(Your goal):
From the entries below, please gather each line containing the string "acid".

(Task input):
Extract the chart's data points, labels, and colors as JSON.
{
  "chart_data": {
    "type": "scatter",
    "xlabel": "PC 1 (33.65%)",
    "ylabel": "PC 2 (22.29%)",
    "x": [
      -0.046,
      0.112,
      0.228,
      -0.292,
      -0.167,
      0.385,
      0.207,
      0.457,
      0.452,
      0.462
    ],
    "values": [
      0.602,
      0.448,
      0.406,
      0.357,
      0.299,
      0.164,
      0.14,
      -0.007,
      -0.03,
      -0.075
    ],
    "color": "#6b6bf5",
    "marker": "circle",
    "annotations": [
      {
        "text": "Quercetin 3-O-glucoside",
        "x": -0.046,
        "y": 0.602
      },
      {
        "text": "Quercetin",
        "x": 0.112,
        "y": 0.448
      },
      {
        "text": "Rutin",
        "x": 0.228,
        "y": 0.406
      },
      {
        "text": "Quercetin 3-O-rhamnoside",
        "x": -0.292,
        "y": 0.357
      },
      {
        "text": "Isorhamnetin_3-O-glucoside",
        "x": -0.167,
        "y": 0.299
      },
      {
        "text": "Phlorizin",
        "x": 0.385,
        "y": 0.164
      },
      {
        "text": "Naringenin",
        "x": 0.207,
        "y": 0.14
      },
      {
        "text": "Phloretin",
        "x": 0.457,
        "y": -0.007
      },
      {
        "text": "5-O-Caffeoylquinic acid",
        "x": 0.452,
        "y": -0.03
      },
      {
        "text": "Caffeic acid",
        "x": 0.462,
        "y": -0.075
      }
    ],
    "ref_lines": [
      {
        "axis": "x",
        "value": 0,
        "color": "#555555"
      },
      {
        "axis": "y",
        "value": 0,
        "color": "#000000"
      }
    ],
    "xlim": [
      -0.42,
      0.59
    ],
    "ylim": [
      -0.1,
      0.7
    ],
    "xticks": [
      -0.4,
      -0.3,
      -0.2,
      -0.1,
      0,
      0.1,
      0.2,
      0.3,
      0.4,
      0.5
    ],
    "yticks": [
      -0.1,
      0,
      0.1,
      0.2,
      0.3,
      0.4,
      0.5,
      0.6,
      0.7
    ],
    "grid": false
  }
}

(Result for this task):
        "text": "5-O-Caffeoylquinic acid",
        "text": "Caffeic acid",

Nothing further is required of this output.